AIM: Below are the records; collect from them each line containing the string "날로부터".

BEGIN DATA FOR THE TASK

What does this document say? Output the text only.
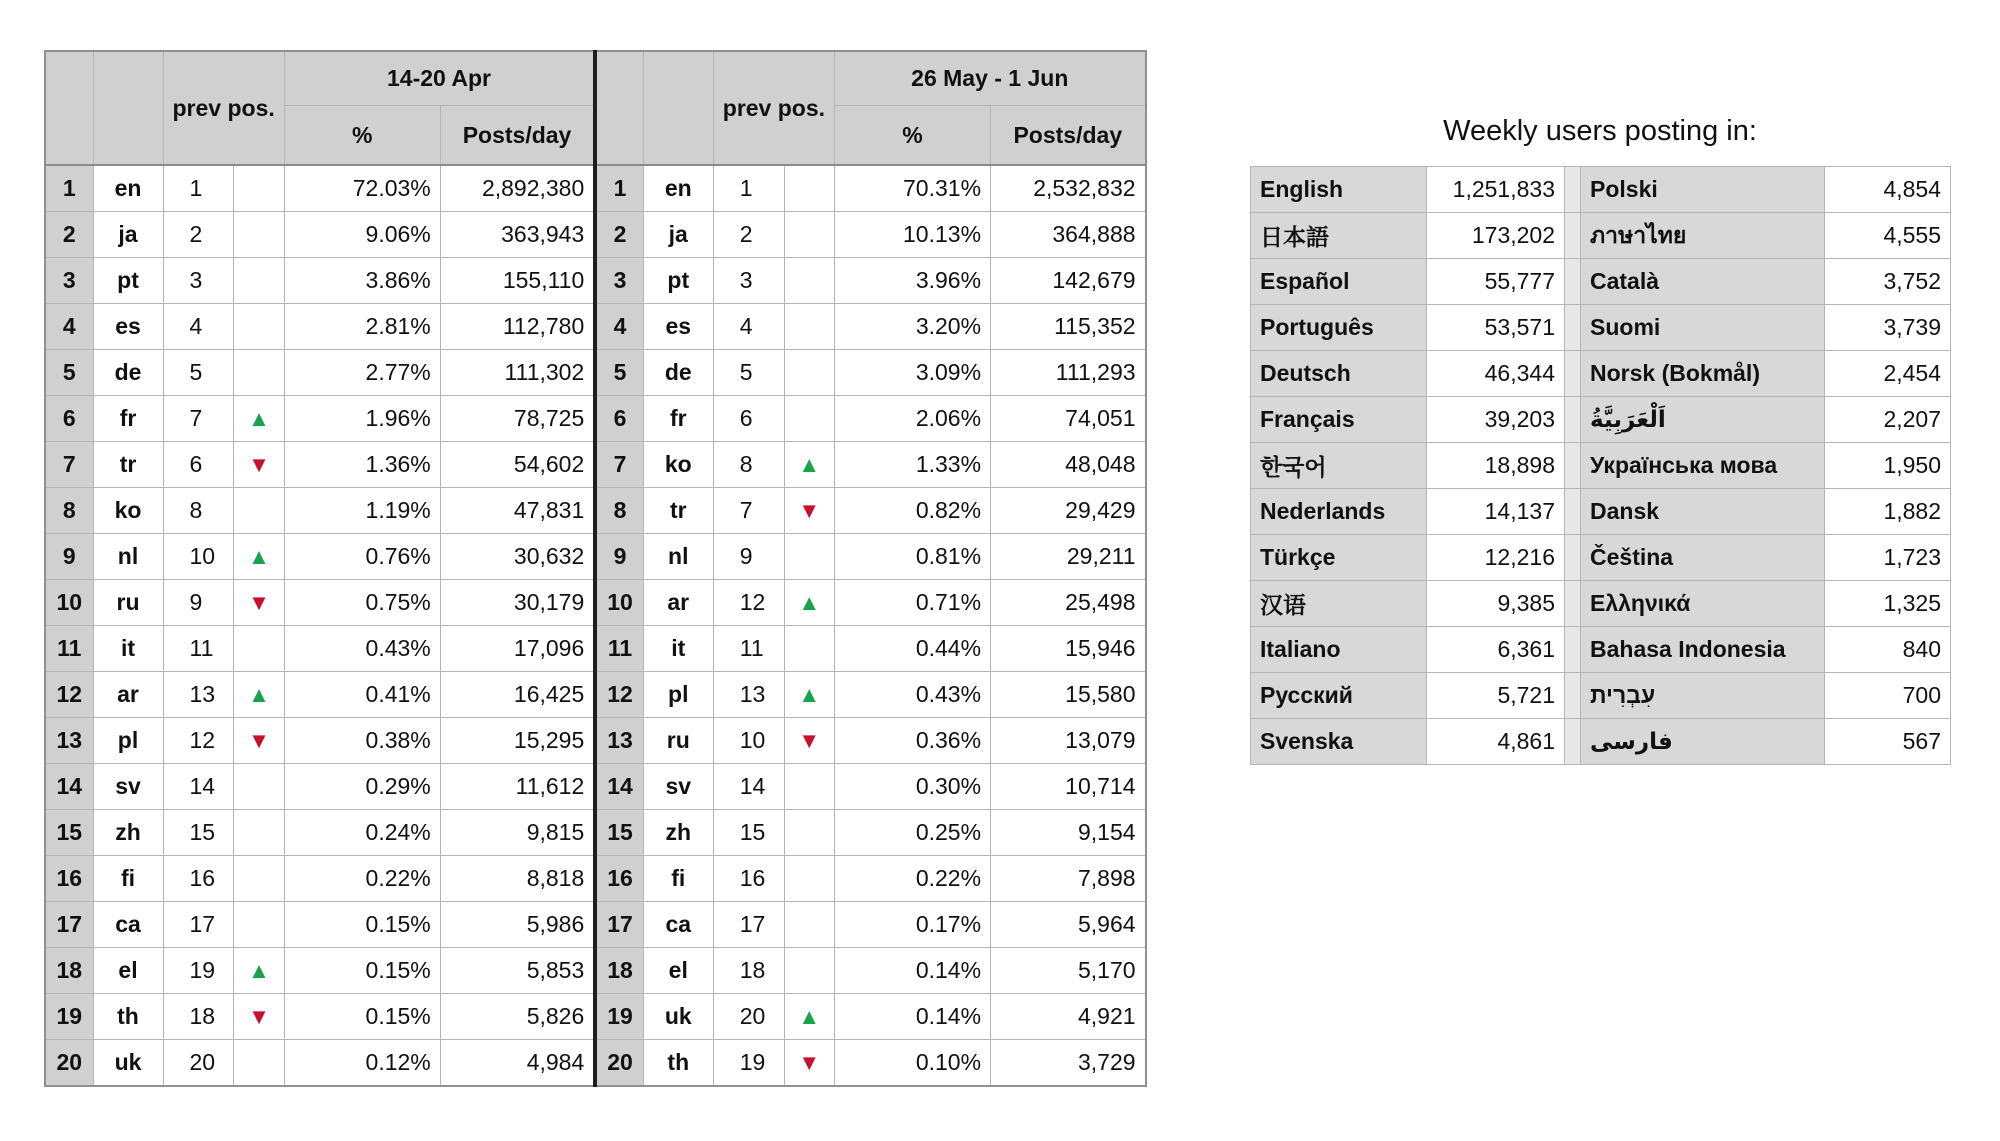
		prev pos.		14-20 Apr				prev pos.		26 May - 1 Jun	
				%	Posts/day					%	Posts/day
1	en	1		72.03%	2,892,380	1	en	1		70.31%	2,532,832
2	ja	2		9.06%	363,943	2	ja	2		10.13%	364,888
3	pt	3		3.86%	155,110	3	pt	3		3.96%	142,679
4	es	4		2.81%	112,780	4	es	4		3.20%	115,352
5	de	5		2.77%	111,302	5	de	5		3.09%	111,293
6	fr	7	▲	1.96%	78,725	6	fr	6		2.06%	74,051
7	tr	6	▼	1.36%	54,602	7	ko	8	▲	1.33%	48,048
8	ko	8		1.19%	47,831	8	tr	7	▼	0.82%	29,429
9	nl	10	▲	0.76%	30,632	9	nl	9		0.81%	29,211
10	ru	9	▼	0.75%	30,179	10	ar	12	▲	0.71%	25,498
11	it	11		0.43%	17,096	11	it	11		0.44%	15,946
12	ar	13	▲	0.41%	16,425	12	pl	13	▲	0.43%	15,580
13	pl	12	▼	0.38%	15,295	13	ru	10	▼	0.36%	13,079
14	sv	14		0.29%	11,612	14	sv	14		0.30%	10,714
15	zh	15		0.24%	9,815	15	zh	15		0.25%	9,154
16	fi	16		0.22%	8,818	16	fi	16		0.22%	7,898
17	ca	17		0.15%	5,986	17	ca	17		0.17%	5,964
18	el	19	▲	0.15%	5,853	18	el	18		0.14%	5,170
19	th	18	▼	0.15%	5,826	19	uk	20	▲	0.14%	4,921
20	uk	20		0.12%	4,984	20	th	19	▼	0.10%	3,729
Weekly users posting in:
English	1,251,833		Polski	4,854
日本語	173,202		ภาษาไทย	4,555
Español	55,777		Català	3,752
Português	53,571		Suomi	3,739
Deutsch	46,344		Norsk (Bokmål)	2,454
Français	39,203		اَلْعَرَبِيَّةُ	2,207
한국어	18,898		Українська мова	1,950
Nederlands	14,137		Dansk	1,882
Türkçe	12,216		Čeština	1,723
汉语	9,385		Ελληνικά	1,325
Italiano	6,361		Bahasa Indonesia	840
Русский	5,721		עִבְרִית	700
Svenska	4,861		فارسی	567
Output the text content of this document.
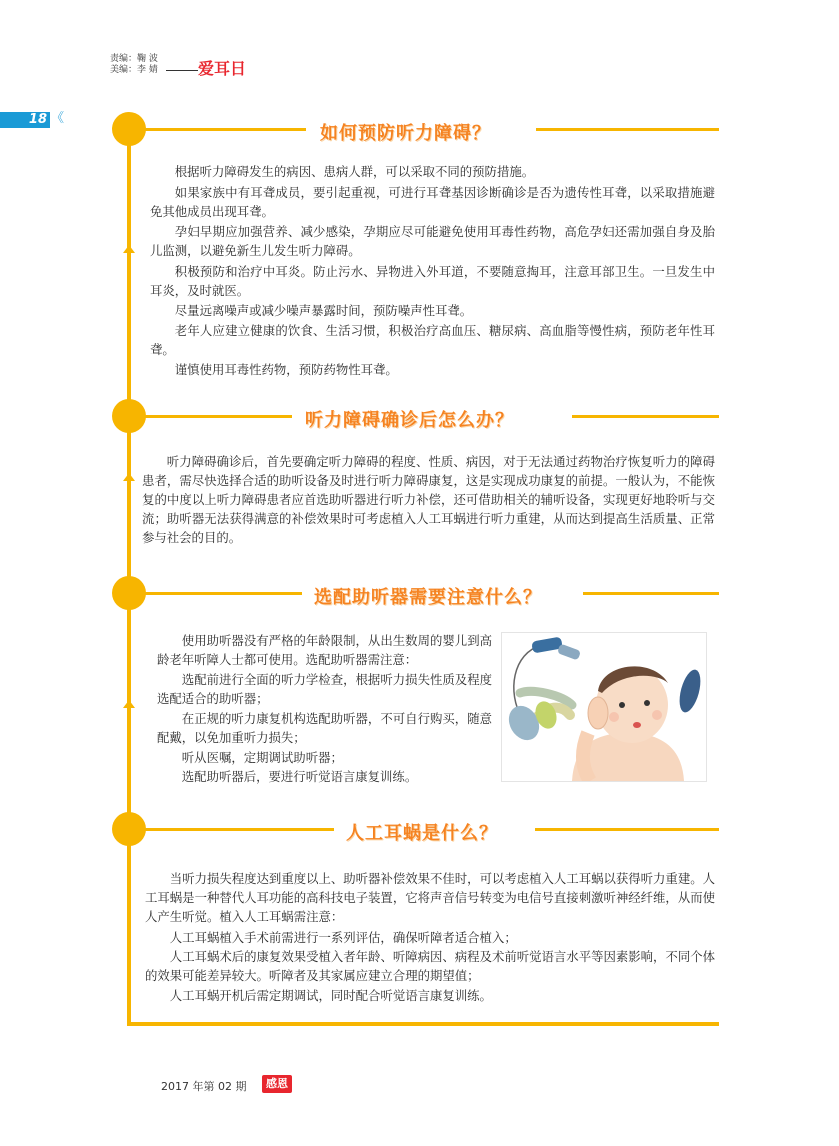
责编：鞠 波
美编：李 婧	爱耳日
18 《
如何预防听力障碍？
根据听力障碍发生的病因、患病人群，可以采取不同的预防措施。
如果家族中有耳聋成员，要引起重视，可进行耳聋基因诊断确诊是否为遗传性耳聋，以采取措施避免其他成员出现耳聋。
孕妇早期应加强营养、减少感染，孕期应尽可能避免使用耳毒性药物，高危孕妇还需加强自身及胎儿监测，以避免新生儿发生听力障碍。
积极预防和治疗中耳炎。防止污水、异物进入外耳道，不要随意掏耳，注意耳部卫生。一旦发生中耳炎，及时就医。
尽量远离噪声或减少噪声暴露时间，预防噪声性耳聋。
老年人应建立健康的饮食、生活习惯，积极治疗高血压、糖尿病、高血脂等慢性病，预防老年性耳聋。
谨慎使用耳毒性药物，预防药物性耳聋。
听力障碍确诊后怎么办？
听力障碍确诊后，首先要确定听力障碍的程度、性质、病因，对于无法通过药物治疗恢复听力的障碍患者，需尽快选择合适的助听设备及时进行听力障碍康复，这是实现成功康复的前提。一般认为，不能恢复的中度以上听力障碍患者应首选助听器进行听力补偿，还可借助相关的辅听设备，实现更好地聆听与交流；助听器无法获得满意的补偿效果时可考虑植入人工耳蜗进行听力重建，从而达到提高生活质量、正常参与社会的目的。
选配助听器需要注意什么？
使用助听器没有严格的年龄限制，从出生数周的婴儿到高龄老年听障人士都可使用。选配助听器需注意：
选配前进行全面的听力学检查，根据听力损失性质及程度选配适合的助听器；
在正规的听力康复机构选配助听器，不可自行购买，随意配戴，以免加重听力损失；
听从医嘱，定期调试助听器；
选配助听器后，要进行听觉语言康复训练。
人工耳蜗是什么？
当听力损失程度达到重度以上、助听器补偿效果不佳时，可以考虑植入人工耳蜗以获得听力重建。人工耳蜗是一种替代人耳功能的高科技电子装置，它将声音信号转变为电信号直接刺激听神经纤维，从而使人产生听觉。植入人工耳蜗需注意：
人工耳蜗植入手术前需进行一系列评估，确保听障者适合植入；
人工耳蜗术后的康复效果受植入者年龄、听障病因、病程及术前听觉语言水平等因素影响，不同个体的效果可能差异较大。听障者及其家属应建立合理的期望值；
人工耳蜗开机后需定期调试，同时配合听觉语言康复训练。
2017 年第 02 期	感恩
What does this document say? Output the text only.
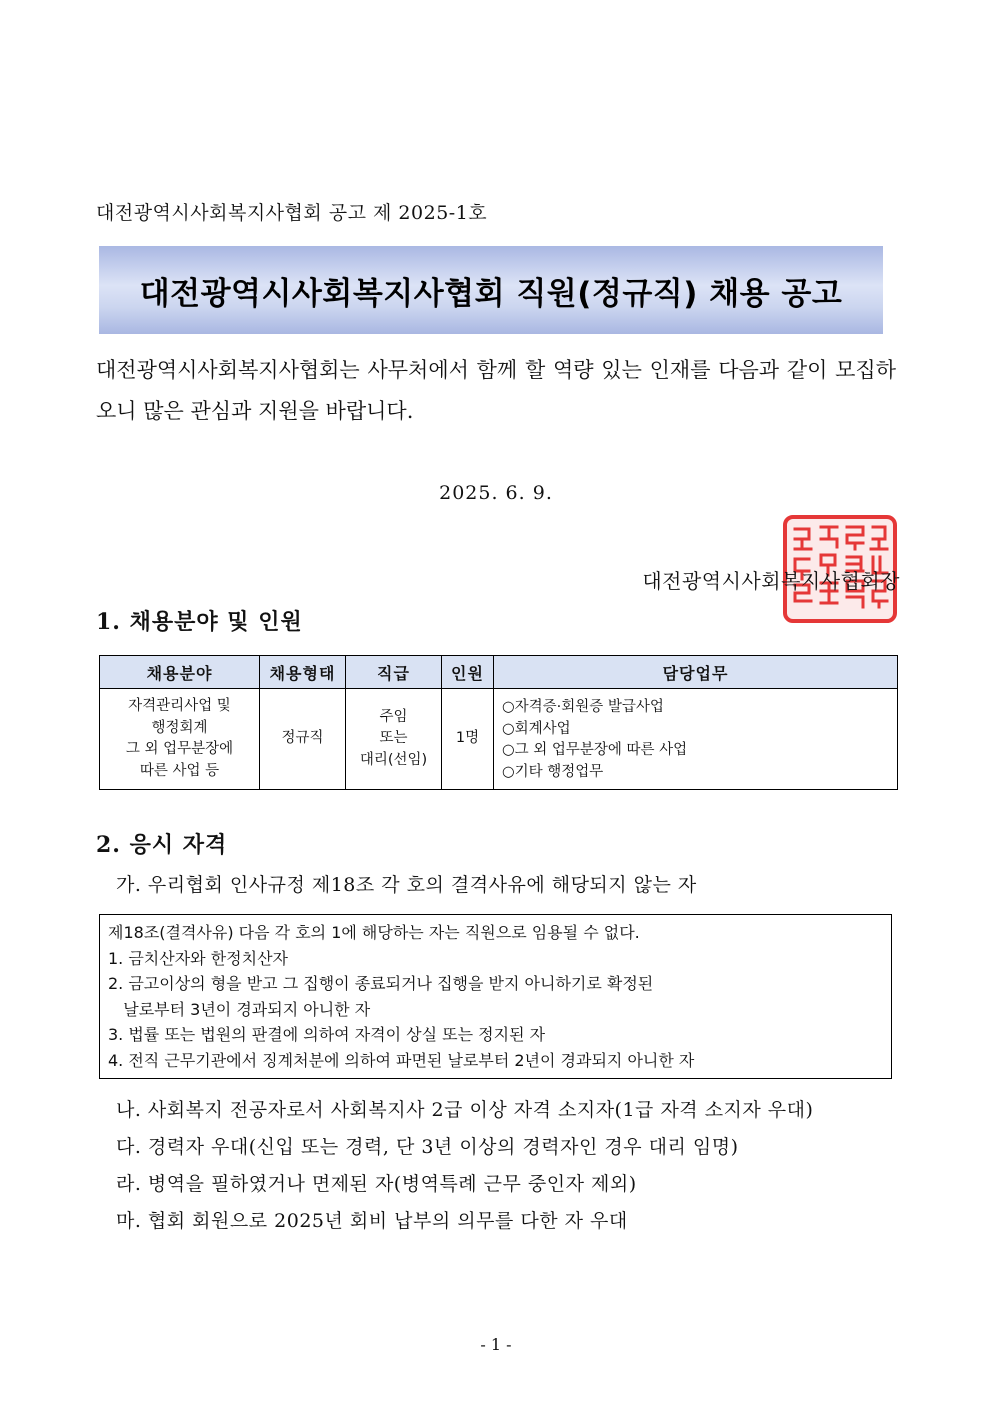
대전광역시사회복지사협회 공고 제 2025-1호
대전광역시사회복지사협회 직원(정규직) 채용 공고
대전광역시사회복지사협회는 사무처에서 함께 할 역량 있는 인재를 다음과 같이 모집하오니 많은 관심과 지원을 바랍니다.
2025. 6. 9.
대전광역시사회복지사협회장
1. 채용분야 및 인원
채용분야	채용형태	직급	인원	담당업무

자격관리사업 및
행정회계
그 외 업무분장에
따른 사업 등	정규직	주임
또는
대리(선임)	1명	○자격증·회원증 발급사업
○회계사업
○그 외 업무분장에 따른 사업
○기타 행정업무
2. 응시 자격
가. 우리협회 인사규정 제18조 각 호의 결격사유에 해당되지 않는 자
제18조(결격사유) 다음 각 호의 1에 해당하는 자는 직원으로 임용될 수 없다.
1. 금치산자와 한정치산자
2. 금고이상의 형을 받고 그 집행이 종료되거나 집행을 받지 아니하기로 확정된
날로부터 3년이 경과되지 아니한 자
3. 법률 또는 법원의 판결에 의하여 자격이 상실 또는 정지된 자
4. 전직 근무기관에서 징계처분에 의하여 파면된 날로부터 2년이 경과되지 아니한 자
나. 사회복지 전공자로서 사회복지사 2급 이상 자격 소지자(1급 자격 소지자 우대)
다. 경력자 우대(신입 또는 경력, 단 3년 이상의 경력자인 경우 대리 임명)
라. 병역을 필하였거나 면제된 자(병역특례 근무 중인자 제외)
마. 협회 회원으로 2025년 회비 납부의 의무를 다한 자 우대
- 1 -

END DATA FOR THE TASK

RESULT FOR THIS EXERCISE:
날로부터 3년이 경과되지 아니한 자
4. 전직 근무기관에서 징계처분에 의하여 파면된 날로부터 2년이 경과되지 아니한 자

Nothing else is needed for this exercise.